**Task details**
Output the full listing below exactly as it reads, and skip anything that is a picture.

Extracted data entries
..............................

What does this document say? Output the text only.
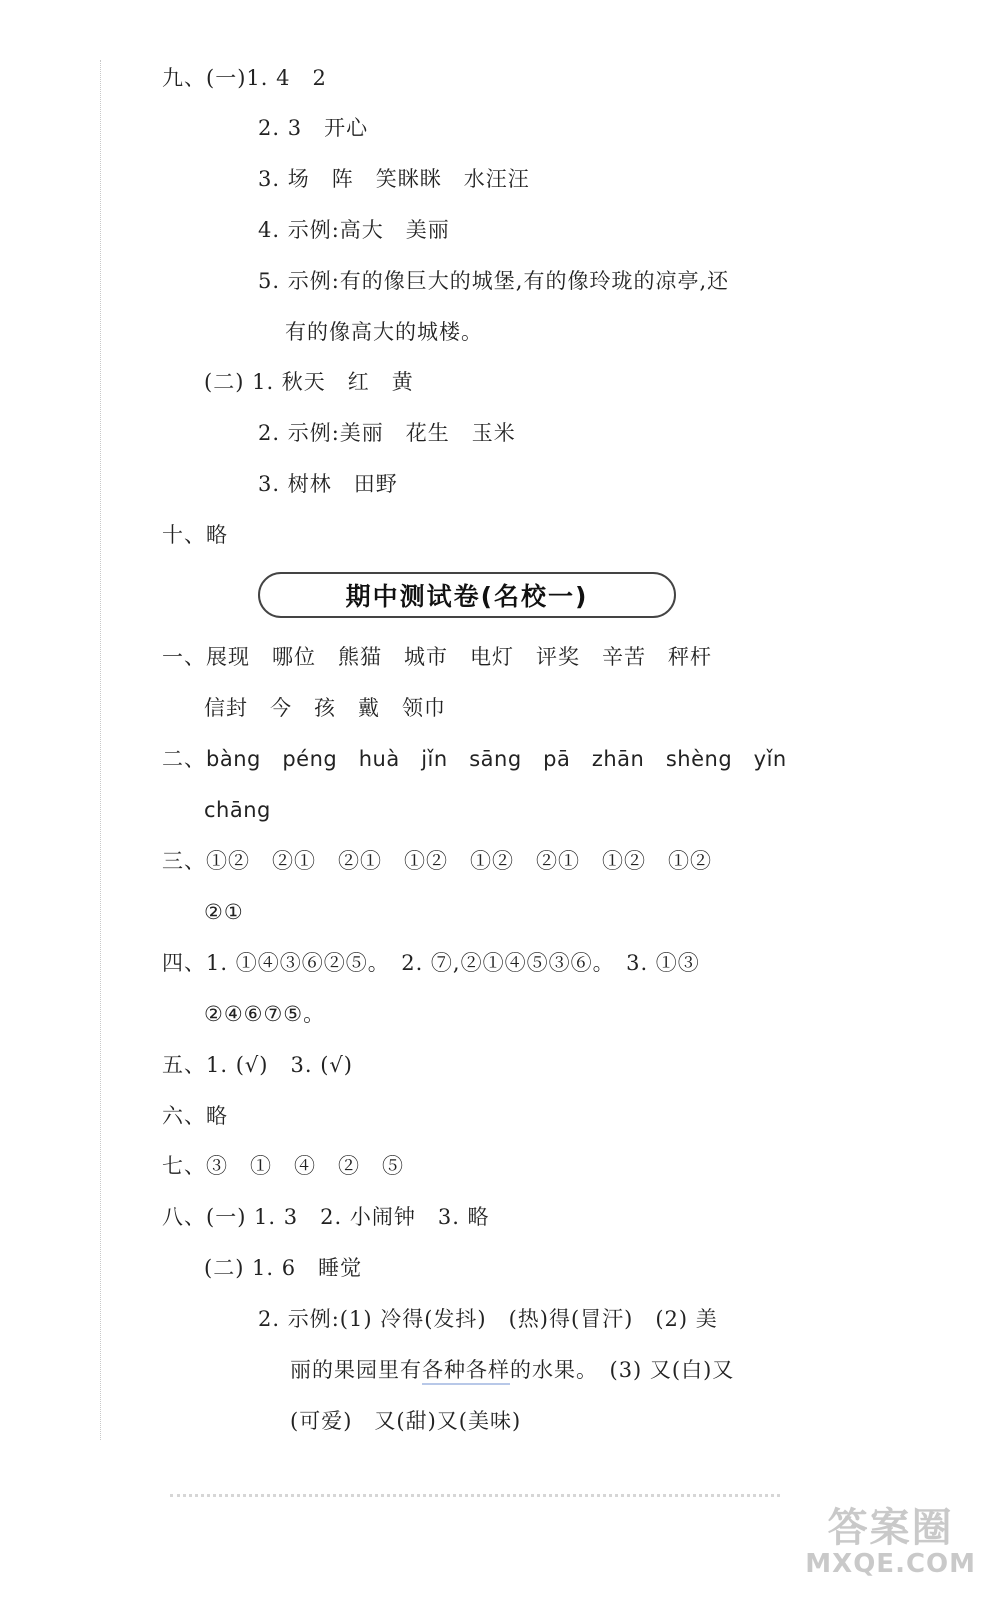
九、(一)1. 4　2
2. 3　开心
3. 场　阵　笑眯眯　水汪汪
4. 示例:高大　美丽
5. 示例:有的像巨大的城堡,有的像玲珑的凉亭,还
有的像高大的城楼。
(二) 1. 秋天　红　黄
2. 示例:美丽　花生　玉米
3. 树林　田野
十、略
期中测试卷(名校一)
一、展现　哪位　熊猫　城市　电灯　评奖　辛苦　秤杆
信封　今　孩　戴　领巾
二、bàng　péng　huà　jǐn　sāng　pā　zhān　shèng　yǐn
chāng
三、①②　②①　②①　①②　①②　②①　①②　①②
②①
四、1. ①④③⑥②⑤。　2. ⑦,②①④⑤③⑥。　3. ①③
②④⑥⑦⑤。
五、1. (√)　3. (√)
六、略
七、③　①　④　②　⑤
八、(一) 1. 3　2. 小闹钟　3. 略
(二) 1. 6　睡觉
2. 示例:(1) 冷得(发抖)　(热)得(冒汗)　(2) 美
丽的果园里有各种各样的水果。　(3) 又(白)又
(可爱)　又(甜)又(美味)
答案圈
MXQE.COM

..............................

**Answer to the exercise**
What does this document say? Output the text only.
九、(一)1. 4　2
2. 3　开心
3. 场　阵　笑眯眯　水汪汪
4. 示例:高大　美丽
5. 示例:有的像巨大的城堡,有的像玲珑的凉亭,还
有的像高大的城楼。
(二) 1. 秋天　红　黄
2. 示例:美丽　花生　玉米
3. 树林　田野
十、略
期中测试卷(名校一)
一、展现　哪位　熊猫　城市　电灯　评奖　辛苦　秤杆
信封　今　孩　戴　领巾
二、bàng　péng　huà　jǐn　sāng　pā　zhān　shèng　yǐn
chāng
三、①②　②①　②①　①②　①②　②①　①②　①②
②①
四、1. ①④③⑥②⑤。　2. ⑦,②①④⑤③⑥。　3. ①③
②④⑥⑦⑤。
五、1. (√)　3. (√)
六、略
七、③　①　④　②　⑤
八、(一) 1. 3　2. 小闹钟　3. 略
(二) 1. 6　睡觉
2. 示例:(1) 冷得(发抖)　(热)得(冒汗)　(2) 美
丽的果园里有各种各样的水果。　(3) 又(白)又
(可爱)　又(甜)又(美味)
答案圈
MXQE.COM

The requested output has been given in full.